(Some records)
▬▬▬▬▬▬

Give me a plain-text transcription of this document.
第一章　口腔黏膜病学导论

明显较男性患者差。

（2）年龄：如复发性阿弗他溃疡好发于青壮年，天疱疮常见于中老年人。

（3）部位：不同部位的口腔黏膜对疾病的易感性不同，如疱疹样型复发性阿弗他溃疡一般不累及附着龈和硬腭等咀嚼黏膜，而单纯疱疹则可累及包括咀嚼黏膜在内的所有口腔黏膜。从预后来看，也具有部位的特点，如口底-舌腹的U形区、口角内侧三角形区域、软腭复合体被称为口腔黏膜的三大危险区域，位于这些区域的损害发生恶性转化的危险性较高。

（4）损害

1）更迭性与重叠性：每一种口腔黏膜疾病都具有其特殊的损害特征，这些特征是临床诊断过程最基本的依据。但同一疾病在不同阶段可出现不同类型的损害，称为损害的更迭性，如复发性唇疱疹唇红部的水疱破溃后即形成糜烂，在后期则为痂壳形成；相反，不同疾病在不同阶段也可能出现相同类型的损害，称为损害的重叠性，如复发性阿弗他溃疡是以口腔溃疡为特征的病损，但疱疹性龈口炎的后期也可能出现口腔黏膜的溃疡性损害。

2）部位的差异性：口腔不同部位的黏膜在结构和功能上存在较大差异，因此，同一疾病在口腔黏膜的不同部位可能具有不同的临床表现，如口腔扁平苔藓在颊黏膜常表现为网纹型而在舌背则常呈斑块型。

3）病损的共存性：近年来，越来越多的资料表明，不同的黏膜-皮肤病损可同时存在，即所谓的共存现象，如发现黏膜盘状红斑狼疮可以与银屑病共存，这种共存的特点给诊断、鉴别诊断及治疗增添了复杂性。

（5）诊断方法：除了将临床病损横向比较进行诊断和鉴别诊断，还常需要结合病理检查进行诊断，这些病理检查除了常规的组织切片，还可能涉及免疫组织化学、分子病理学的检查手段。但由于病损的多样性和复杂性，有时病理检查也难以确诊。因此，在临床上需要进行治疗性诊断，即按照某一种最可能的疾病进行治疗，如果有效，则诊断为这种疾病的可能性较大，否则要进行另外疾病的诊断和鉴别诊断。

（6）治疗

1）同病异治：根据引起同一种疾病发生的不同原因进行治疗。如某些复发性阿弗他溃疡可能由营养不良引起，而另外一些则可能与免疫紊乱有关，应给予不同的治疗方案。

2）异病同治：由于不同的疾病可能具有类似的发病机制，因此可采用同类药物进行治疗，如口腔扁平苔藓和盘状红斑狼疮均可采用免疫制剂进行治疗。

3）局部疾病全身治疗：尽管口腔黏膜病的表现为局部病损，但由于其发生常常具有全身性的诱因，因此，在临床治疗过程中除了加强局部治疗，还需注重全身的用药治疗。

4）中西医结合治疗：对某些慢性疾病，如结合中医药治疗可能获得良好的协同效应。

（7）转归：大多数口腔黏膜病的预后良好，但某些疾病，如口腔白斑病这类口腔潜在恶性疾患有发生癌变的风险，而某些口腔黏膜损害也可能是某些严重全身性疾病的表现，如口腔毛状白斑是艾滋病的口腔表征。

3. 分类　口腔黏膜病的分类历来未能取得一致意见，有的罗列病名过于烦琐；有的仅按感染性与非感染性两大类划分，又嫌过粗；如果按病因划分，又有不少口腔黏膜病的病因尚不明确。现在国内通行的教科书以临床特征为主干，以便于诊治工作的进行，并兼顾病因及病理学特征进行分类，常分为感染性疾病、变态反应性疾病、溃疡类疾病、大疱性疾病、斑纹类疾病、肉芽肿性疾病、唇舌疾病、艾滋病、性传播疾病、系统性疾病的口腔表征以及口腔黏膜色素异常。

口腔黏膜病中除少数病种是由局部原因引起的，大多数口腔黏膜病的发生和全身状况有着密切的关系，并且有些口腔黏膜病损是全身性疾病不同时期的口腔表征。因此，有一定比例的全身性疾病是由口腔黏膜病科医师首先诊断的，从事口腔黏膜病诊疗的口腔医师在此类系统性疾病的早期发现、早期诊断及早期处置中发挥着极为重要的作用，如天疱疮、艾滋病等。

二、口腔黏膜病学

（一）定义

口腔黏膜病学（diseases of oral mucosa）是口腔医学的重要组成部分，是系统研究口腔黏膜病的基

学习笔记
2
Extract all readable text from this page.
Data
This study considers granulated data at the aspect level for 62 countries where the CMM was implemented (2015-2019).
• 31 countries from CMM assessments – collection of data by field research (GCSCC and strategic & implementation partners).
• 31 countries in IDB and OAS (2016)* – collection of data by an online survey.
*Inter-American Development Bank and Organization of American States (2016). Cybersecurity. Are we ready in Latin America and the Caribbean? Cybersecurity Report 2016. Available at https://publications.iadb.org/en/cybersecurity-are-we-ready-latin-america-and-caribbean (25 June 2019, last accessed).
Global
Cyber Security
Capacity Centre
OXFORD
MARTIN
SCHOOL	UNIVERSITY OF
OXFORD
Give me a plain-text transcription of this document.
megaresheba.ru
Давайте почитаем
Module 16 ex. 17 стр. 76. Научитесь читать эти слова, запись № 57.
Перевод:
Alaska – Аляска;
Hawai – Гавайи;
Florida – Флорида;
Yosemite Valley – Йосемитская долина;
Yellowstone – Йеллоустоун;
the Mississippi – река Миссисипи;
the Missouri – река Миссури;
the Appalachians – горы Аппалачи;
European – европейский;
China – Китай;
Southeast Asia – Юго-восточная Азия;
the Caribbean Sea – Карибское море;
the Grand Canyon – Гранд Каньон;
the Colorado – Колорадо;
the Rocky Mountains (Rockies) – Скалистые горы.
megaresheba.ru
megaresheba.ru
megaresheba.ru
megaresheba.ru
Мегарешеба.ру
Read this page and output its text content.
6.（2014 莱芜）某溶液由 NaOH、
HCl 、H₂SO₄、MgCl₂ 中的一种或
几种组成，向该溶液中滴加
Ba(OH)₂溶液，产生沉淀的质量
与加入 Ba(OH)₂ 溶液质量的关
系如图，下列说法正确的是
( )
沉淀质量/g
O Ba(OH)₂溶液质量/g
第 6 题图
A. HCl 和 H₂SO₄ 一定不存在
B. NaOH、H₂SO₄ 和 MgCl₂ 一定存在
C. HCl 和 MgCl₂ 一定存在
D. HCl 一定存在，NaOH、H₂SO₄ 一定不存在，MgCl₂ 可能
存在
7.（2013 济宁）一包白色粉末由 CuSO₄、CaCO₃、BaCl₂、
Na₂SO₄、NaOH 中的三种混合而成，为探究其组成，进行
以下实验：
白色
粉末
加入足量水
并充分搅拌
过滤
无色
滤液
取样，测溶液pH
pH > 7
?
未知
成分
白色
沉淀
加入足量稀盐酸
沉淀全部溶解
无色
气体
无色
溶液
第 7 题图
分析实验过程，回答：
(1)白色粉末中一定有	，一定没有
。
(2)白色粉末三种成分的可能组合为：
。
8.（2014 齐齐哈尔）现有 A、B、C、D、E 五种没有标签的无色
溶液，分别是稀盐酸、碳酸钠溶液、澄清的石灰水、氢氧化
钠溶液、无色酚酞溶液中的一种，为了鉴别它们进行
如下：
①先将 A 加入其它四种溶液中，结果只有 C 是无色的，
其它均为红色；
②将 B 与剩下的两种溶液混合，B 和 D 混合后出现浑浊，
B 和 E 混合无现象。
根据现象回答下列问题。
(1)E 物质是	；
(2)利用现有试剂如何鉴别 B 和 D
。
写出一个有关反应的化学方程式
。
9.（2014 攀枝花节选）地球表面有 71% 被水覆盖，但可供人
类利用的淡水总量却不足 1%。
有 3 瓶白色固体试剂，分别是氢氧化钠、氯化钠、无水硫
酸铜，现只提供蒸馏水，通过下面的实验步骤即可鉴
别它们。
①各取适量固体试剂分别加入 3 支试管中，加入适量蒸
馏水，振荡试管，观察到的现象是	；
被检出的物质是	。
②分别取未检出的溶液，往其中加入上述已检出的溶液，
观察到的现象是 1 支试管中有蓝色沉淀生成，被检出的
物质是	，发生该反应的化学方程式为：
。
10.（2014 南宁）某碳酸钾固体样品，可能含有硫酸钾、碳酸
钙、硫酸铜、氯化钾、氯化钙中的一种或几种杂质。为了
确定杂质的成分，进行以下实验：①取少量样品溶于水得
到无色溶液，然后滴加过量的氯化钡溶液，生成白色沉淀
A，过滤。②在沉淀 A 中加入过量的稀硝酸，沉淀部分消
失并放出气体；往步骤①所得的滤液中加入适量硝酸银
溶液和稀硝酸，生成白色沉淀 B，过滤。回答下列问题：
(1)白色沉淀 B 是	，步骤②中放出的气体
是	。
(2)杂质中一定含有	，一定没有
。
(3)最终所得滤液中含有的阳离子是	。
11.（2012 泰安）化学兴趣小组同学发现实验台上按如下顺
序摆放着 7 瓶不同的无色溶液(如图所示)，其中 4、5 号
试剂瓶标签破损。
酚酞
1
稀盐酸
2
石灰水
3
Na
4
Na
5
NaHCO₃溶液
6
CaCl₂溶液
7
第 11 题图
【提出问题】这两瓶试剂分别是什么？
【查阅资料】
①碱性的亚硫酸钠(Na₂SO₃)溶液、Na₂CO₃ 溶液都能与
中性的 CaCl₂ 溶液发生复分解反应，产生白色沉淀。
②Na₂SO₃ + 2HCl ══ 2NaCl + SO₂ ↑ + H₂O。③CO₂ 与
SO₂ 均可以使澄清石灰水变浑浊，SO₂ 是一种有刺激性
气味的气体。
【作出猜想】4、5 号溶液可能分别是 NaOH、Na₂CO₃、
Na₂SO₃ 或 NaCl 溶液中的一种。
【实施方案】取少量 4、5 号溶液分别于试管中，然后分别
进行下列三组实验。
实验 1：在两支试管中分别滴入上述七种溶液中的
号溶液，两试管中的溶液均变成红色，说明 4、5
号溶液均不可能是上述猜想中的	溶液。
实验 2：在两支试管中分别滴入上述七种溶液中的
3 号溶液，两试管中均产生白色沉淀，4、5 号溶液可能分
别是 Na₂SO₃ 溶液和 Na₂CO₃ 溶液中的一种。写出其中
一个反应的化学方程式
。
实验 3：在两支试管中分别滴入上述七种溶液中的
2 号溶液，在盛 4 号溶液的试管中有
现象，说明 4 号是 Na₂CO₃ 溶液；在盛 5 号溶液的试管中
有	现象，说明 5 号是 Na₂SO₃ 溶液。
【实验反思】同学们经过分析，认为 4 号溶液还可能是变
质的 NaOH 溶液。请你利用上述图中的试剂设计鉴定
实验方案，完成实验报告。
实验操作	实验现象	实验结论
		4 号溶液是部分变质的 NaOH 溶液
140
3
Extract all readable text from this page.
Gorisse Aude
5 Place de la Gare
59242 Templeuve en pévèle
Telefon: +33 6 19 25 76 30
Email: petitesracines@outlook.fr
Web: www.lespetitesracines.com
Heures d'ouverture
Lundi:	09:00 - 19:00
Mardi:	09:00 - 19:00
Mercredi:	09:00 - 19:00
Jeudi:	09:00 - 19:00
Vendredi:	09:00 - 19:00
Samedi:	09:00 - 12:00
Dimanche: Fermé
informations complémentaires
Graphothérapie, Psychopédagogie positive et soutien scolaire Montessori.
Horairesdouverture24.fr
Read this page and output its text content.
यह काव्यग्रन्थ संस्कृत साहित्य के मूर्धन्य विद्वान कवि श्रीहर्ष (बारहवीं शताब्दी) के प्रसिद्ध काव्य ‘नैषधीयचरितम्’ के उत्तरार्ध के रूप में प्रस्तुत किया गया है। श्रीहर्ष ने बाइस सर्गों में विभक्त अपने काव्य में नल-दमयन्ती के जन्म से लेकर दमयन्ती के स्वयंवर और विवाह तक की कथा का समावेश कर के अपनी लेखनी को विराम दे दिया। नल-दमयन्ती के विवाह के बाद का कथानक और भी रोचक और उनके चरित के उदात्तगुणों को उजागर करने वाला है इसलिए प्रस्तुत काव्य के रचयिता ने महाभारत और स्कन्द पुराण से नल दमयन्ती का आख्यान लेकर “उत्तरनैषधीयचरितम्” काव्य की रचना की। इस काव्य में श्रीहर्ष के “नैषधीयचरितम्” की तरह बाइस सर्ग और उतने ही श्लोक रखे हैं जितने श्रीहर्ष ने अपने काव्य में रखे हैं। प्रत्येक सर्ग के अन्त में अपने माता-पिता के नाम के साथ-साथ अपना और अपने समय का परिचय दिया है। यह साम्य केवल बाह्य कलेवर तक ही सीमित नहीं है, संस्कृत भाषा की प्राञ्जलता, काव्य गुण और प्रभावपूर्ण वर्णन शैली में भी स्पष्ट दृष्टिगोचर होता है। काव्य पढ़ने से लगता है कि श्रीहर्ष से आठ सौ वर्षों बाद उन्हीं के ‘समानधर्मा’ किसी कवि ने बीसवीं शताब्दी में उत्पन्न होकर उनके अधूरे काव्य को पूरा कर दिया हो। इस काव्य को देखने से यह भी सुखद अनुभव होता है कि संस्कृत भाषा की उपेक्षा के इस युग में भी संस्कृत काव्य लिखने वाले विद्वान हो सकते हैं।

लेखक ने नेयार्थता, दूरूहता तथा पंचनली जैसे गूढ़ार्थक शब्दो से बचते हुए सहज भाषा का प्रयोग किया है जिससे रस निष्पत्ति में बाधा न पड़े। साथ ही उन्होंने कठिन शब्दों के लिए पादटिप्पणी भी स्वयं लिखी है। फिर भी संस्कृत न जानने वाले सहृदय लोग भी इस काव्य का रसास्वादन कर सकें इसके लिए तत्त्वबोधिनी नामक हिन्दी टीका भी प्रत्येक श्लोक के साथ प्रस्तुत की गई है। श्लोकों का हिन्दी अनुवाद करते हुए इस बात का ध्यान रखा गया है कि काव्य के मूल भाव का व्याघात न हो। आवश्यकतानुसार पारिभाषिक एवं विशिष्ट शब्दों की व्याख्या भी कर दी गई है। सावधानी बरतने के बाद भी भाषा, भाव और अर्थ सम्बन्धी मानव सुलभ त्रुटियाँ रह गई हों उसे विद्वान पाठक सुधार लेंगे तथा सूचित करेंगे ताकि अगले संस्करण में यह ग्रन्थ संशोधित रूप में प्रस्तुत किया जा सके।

▬▬▬▬▬▬

## Exercise task
Using the listing above, pick out each line that contains the word "горы", then copy it.

## Correct output
the Appalachians – горы Аппалачи;
the Rocky Mountains (Rockies) – Скалистые горы.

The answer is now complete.